_Data lines_

################

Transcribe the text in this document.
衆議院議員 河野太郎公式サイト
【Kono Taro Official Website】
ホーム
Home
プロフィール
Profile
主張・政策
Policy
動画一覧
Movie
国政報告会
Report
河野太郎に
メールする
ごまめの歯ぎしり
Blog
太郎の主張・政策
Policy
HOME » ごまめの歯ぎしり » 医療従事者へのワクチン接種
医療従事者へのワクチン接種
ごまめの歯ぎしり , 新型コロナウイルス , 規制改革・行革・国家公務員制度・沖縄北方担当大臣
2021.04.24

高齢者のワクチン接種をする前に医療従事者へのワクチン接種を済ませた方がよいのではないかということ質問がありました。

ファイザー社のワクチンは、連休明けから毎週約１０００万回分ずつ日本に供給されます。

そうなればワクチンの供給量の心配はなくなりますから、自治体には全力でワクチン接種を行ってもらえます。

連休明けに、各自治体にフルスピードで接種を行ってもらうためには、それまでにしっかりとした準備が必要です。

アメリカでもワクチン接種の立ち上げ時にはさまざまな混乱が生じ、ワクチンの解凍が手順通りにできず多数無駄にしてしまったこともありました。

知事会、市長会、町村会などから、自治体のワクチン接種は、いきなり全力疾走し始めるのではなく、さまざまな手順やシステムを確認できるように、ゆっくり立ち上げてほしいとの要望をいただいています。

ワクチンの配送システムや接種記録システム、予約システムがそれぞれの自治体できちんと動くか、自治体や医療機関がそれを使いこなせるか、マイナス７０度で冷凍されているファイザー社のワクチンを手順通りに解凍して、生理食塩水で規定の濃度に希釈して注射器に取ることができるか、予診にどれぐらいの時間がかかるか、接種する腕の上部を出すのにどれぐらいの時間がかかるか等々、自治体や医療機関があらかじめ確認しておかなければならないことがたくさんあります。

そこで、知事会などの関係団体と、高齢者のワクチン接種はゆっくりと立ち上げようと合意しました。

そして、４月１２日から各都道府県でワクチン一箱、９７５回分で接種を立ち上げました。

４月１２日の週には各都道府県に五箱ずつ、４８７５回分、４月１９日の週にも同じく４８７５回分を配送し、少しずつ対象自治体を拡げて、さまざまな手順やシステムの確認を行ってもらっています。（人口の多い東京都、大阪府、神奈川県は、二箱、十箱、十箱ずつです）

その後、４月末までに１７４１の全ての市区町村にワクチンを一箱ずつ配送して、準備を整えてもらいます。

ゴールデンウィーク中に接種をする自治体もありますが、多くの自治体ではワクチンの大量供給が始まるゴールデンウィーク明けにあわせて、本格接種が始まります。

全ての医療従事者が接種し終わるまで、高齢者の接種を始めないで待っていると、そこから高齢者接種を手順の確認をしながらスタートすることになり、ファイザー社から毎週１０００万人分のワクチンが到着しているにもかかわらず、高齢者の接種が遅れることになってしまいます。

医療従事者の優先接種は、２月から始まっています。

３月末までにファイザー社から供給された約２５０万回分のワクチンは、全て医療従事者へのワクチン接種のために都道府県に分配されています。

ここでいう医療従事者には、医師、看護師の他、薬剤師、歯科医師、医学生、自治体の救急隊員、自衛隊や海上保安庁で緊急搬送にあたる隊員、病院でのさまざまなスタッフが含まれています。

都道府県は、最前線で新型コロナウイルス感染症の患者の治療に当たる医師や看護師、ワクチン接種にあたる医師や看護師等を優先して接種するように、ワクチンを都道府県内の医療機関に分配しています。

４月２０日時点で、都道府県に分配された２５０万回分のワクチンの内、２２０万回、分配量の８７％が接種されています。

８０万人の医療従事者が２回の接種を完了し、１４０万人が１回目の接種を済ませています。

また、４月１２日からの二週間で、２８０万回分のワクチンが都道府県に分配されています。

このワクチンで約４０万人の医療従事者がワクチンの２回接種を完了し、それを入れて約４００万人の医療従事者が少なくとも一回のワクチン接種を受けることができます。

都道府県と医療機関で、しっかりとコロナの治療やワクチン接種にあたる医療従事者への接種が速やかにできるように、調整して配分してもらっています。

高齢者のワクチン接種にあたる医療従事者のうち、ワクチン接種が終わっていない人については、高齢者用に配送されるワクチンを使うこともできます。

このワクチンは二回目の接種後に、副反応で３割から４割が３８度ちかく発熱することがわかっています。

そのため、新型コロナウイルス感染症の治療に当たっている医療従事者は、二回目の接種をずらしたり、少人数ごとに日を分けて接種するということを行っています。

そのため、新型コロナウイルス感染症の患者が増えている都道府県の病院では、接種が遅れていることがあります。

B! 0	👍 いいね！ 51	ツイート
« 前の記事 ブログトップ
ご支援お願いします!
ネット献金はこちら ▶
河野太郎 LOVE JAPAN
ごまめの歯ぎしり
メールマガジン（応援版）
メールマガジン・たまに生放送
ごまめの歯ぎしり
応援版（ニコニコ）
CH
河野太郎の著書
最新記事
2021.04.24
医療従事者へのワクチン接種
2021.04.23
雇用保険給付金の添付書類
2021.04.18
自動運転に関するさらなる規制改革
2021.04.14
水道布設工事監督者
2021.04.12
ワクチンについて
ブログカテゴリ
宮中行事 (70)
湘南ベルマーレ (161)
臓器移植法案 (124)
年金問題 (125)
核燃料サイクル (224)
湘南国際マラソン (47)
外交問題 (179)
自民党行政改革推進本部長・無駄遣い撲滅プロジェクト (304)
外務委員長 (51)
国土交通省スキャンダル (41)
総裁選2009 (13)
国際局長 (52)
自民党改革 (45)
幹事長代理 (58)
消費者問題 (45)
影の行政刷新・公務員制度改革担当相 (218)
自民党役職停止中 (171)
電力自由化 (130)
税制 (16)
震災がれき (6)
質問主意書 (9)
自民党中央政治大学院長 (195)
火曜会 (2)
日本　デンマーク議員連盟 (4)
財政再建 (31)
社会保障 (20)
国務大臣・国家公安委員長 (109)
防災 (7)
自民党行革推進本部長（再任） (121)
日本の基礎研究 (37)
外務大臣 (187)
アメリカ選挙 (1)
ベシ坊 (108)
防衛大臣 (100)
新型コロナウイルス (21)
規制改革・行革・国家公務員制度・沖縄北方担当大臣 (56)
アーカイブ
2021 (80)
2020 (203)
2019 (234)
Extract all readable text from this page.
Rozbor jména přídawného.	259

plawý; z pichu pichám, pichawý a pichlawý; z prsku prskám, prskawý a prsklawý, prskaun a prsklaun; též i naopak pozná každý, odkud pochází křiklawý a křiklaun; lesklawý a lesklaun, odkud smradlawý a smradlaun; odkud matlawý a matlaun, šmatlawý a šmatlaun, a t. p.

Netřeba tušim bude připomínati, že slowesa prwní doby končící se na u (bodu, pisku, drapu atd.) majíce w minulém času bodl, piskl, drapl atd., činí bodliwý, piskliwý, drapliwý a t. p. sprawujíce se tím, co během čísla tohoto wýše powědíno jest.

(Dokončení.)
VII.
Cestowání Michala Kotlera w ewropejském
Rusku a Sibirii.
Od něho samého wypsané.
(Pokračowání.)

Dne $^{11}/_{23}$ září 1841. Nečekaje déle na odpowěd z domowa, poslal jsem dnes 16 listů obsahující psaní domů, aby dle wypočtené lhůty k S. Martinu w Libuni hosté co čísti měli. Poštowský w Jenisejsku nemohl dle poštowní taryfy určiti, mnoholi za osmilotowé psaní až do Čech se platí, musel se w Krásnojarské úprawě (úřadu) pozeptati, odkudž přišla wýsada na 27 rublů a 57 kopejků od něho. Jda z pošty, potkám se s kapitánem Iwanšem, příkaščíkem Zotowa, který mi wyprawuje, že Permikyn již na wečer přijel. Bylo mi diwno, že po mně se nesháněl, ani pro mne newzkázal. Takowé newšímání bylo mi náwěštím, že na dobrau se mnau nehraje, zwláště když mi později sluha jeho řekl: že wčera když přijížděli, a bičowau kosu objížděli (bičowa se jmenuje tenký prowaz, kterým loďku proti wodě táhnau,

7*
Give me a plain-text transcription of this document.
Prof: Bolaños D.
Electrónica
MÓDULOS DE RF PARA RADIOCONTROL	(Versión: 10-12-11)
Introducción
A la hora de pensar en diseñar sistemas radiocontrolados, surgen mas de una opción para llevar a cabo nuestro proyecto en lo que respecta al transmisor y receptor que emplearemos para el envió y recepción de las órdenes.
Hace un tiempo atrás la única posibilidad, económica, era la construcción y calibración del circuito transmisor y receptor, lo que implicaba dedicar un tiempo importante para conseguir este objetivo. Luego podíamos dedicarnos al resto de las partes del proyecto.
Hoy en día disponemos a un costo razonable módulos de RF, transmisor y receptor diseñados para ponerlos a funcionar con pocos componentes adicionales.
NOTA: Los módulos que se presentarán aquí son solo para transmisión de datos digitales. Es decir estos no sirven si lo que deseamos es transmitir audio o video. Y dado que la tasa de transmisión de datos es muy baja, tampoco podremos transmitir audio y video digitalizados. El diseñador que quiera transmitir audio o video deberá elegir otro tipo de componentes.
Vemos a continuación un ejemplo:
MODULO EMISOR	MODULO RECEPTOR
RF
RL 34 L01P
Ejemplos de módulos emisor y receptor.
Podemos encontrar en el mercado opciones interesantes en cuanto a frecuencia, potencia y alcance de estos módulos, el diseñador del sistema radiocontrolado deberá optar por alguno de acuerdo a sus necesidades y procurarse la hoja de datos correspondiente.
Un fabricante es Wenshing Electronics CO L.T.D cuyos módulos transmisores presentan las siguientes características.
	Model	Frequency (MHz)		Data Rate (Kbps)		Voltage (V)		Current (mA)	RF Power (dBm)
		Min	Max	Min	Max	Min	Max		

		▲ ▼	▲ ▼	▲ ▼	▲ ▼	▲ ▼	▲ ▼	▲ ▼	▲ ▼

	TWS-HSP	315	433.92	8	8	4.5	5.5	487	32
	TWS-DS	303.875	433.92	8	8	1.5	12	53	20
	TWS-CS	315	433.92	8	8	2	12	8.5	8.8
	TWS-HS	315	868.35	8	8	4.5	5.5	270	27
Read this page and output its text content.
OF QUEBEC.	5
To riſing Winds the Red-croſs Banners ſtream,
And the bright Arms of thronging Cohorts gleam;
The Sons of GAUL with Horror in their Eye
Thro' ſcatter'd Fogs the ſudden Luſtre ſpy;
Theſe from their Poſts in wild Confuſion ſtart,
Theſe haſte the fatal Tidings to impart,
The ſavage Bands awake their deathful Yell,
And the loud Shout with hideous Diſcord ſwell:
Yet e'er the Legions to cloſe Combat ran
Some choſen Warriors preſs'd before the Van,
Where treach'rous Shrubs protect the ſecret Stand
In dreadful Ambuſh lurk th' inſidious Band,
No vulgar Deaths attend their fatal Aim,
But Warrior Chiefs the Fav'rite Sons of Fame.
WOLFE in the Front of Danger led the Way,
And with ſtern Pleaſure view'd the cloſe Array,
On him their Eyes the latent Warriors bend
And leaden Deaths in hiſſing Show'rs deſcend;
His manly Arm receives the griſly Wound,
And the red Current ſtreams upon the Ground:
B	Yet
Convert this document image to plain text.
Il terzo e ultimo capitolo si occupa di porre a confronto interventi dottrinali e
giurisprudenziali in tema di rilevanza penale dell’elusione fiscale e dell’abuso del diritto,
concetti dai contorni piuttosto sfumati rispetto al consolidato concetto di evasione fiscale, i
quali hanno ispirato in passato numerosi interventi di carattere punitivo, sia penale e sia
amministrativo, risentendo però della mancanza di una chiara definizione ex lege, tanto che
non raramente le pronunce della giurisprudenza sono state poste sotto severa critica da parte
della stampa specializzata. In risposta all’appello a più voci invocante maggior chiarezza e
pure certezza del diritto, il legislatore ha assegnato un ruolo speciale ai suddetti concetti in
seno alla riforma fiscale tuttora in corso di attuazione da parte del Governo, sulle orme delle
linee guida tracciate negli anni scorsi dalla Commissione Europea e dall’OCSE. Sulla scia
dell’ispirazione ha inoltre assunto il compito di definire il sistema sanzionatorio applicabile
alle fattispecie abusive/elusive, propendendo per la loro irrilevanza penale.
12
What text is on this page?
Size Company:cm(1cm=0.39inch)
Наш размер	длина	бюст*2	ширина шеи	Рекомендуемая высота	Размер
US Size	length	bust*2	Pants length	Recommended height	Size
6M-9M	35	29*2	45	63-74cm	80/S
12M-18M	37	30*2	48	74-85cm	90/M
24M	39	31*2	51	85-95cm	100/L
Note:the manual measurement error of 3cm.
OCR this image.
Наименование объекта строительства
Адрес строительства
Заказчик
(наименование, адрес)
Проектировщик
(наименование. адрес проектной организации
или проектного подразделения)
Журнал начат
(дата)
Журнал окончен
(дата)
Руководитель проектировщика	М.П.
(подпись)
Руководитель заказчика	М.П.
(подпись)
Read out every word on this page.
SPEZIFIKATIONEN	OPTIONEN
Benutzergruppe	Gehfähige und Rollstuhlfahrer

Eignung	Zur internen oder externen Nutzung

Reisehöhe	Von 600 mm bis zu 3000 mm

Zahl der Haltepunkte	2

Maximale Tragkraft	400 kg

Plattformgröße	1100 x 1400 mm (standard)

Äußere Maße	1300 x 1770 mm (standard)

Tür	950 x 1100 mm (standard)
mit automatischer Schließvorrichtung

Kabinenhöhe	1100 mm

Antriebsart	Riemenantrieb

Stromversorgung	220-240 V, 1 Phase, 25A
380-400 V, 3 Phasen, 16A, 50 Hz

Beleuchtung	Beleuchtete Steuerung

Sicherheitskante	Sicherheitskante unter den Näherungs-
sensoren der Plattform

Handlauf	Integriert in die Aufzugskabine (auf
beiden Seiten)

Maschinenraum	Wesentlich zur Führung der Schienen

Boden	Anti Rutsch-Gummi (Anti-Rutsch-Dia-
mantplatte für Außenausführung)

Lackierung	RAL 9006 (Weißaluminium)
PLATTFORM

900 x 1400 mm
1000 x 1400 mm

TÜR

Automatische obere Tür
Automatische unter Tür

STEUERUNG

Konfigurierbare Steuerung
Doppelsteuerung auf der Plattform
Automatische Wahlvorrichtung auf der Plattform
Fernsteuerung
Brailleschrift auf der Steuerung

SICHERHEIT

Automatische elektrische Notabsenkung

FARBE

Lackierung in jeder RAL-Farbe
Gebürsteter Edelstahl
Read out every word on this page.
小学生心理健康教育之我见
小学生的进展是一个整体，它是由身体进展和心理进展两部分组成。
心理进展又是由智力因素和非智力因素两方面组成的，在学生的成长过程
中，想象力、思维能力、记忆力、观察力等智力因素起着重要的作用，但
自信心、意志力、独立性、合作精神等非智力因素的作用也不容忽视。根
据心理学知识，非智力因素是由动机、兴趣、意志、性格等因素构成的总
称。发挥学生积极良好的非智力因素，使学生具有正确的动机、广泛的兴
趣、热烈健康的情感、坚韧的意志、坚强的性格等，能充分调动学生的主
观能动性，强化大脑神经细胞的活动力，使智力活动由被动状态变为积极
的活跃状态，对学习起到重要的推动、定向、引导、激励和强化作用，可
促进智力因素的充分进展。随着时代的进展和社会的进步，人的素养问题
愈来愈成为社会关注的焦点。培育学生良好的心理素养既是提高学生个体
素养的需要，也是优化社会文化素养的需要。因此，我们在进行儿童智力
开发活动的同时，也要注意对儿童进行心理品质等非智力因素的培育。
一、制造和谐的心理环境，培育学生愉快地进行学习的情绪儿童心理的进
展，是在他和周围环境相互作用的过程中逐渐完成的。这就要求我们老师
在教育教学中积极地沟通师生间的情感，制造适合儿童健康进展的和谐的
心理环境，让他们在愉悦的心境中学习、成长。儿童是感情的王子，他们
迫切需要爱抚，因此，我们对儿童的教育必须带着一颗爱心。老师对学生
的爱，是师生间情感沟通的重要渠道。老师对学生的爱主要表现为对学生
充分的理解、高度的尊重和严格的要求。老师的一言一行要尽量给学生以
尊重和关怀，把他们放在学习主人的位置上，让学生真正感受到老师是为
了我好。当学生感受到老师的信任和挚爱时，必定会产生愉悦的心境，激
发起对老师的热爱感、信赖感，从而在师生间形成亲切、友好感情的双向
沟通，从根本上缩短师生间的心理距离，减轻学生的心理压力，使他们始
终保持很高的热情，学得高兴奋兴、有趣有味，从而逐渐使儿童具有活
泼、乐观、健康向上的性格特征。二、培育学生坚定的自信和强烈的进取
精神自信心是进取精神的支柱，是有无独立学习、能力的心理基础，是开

################

Filter the data, keeping only the lines that contain "diritto".

_Written answer_
giurisprudenziali in tema di rilevanza penale dell’elusione fiscale e dell’abuso del diritto,
pure certezza del diritto, il legislatore ha assegnato un ruolo speciale ai suddetti concetti in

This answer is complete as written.